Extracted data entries
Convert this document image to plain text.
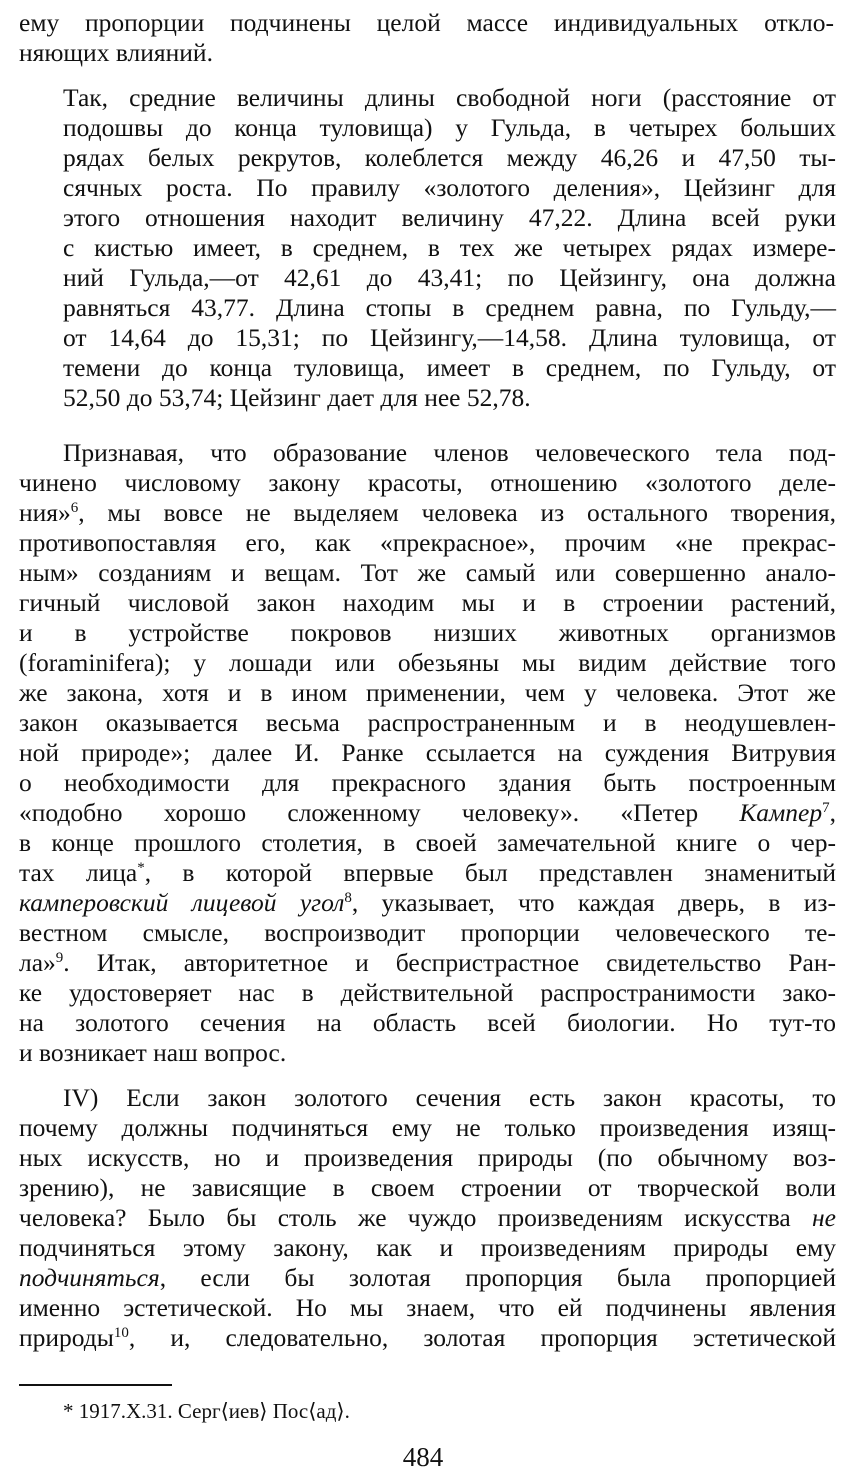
ему пропорции подчинены целой массе индивидуальных откло-
няющих влияний.
Так, средние величины длины свободной ноги (расстояние от
подошвы до конца туловища) у Гульда, в четырех больших
рядах белых рекрутов, колеблется между 46,26 и 47,50 ты-
сячных роста. По правилу «золотого деления», Цейзинг для
этого отношения находит величину 47,22. Длина всей руки
с кистью имеет, в среднем, в тех же четырех рядах измере-
ний Гульда,—от 42,61 до 43,41; по Цейзингу, она должна
равняться 43,77. Длина стопы в среднем равна, по Гульду,—
от 14,64 до 15,31; по Цейзингу,—14,58. Длина туловища, от
темени до конца туловища, имеет в среднем, по Гульду, от
52,50 до 53,74; Цейзинг дает для нее 52,78.
Признавая, что образование членов человеческого тела под-
чинено числовому закону красоты, отношению «золотого деле-
ния»$^6$, мы вовсе не выделяем человека из остального творения,
противопоставляя его, как «прекрасное», прочим «не прекрас-
ным» созданиям и вещам. Тот же самый или совершенно анало-
гичный числовой закон находим мы и в строении растений,
и в устройстве покровов низших животных организмов
(foraminifera); у лошади или обезьяны мы видим действие того
же закона, хотя и в ином применении, чем у человека. Этот же
закон оказывается весьма распространенным и в неодушевлен-
ной природе»; далее И. Ранке ссылается на суждения Витрувия
о необходимости для прекрасного здания быть построенным
«подобно хорошо сложенному человеку». «Петер Кампер$^7$,
в конце прошлого столетия, в своей замечательной книге о чер-
тах лица*, в которой впервые был представлен знаменитый
камперовский лицевой угол$^8$, указывает, что каждая дверь, в из-
вестном смысле, воспроизводит пропорции человеческого те-
ла»$^9$. Итак, авторитетное и беспристрастное свидетельство Ран-
ке удостоверяет нас в действительной распространимости зако-
на золотого сечения на область всей биологии. Но тут-то
и возникает наш вопрос.
IV) Если закон золотого сечения есть закон красоты, то
почему должны подчиняться ему не только произведения изящ-
ных искусств, но и произведения природы (по обычному воз-
зрению), не зависящие в своем строении от творческой воли
человека? Было бы столь же чуждо произведениям искусства не
подчиняться этому закону, как и произведениям природы ему
подчиняться, если бы золотая пропорция была пропорцией
именно эстетической. Но мы знаем, что ей подчинены явления
природы$^{10}$, и, следовательно, золотая пропорция эстетической
* 1917.X.31. Серг⟨иев⟩ Пос⟨ад⟩.
484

**CHALLENGE**
Leave the pictures out and copy the rest of the data exactly.

**THE REPLY**
Convert this document image to plain text.
ему пропорции подчинены целой массе индивидуальных откло-
няющих влияний.
Так, средние величины длины свободной ноги (расстояние от
подошвы до конца туловища) у Гульда, в четырех больших
рядах белых рекрутов, колеблется между 46,26 и 47,50 ты-
сячных роста. По правилу «золотого деления», Цейзинг для
этого отношения находит величину 47,22. Длина всей руки
с кистью имеет, в среднем, в тех же четырех рядах измере-
ний Гульда,—от 42,61 до 43,41; по Цейзингу, она должна
равняться 43,77. Длина стопы в среднем равна, по Гульду,—
от 14,64 до 15,31; по Цейзингу,—14,58. Длина туловища, от
темени до конца туловища, имеет в среднем, по Гульду, от
52,50 до 53,74; Цейзинг дает для нее 52,78.
Признавая, что образование членов человеческого тела под-
чинено числовому закону красоты, отношению «золотого деле-
ния»$^6$, мы вовсе не выделяем человека из остального творения,
противопоставляя его, как «прекрасное», прочим «не прекрас-
ным» созданиям и вещам. Тот же самый или совершенно анало-
гичный числовой закон находим мы и в строении растений,
и в устройстве покровов низших животных организмов
(foraminifera); у лошади или обезьяны мы видим действие того
же закона, хотя и в ином применении, чем у человека. Этот же
закон оказывается весьма распространенным и в неодушевлен-
ной природе»; далее И. Ранке ссылается на суждения Витрувия
о необходимости для прекрасного здания быть построенным
«подобно хорошо сложенному человеку». «Петер Кампер$^7$,
в конце прошлого столетия, в своей замечательной книге о чер-
тах лица*, в которой впервые был представлен знаменитый
камперовский лицевой угол$^8$, указывает, что каждая дверь, в из-
вестном смысле, воспроизводит пропорции человеческого те-
ла»$^9$. Итак, авторитетное и беспристрастное свидетельство Ран-
ке удостоверяет нас в действительной распространимости зако-
на золотого сечения на область всей биологии. Но тут-то
и возникает наш вопрос.
IV) Если закон золотого сечения есть закон красоты, то
почему должны подчиняться ему не только произведения изящ-
ных искусств, но и произведения природы (по обычному воз-
зрению), не зависящие в своем строении от творческой воли
человека? Было бы столь же чуждо произведениям искусства не
подчиняться этому закону, как и произведениям природы ему
подчиняться, если бы золотая пропорция была пропорцией
именно эстетической. Но мы знаем, что ей подчинены явления
природы$^{10}$, и, следовательно, золотая пропорция эстетической
* 1917.X.31. Серг⟨иев⟩ Пос⟨ад⟩.
484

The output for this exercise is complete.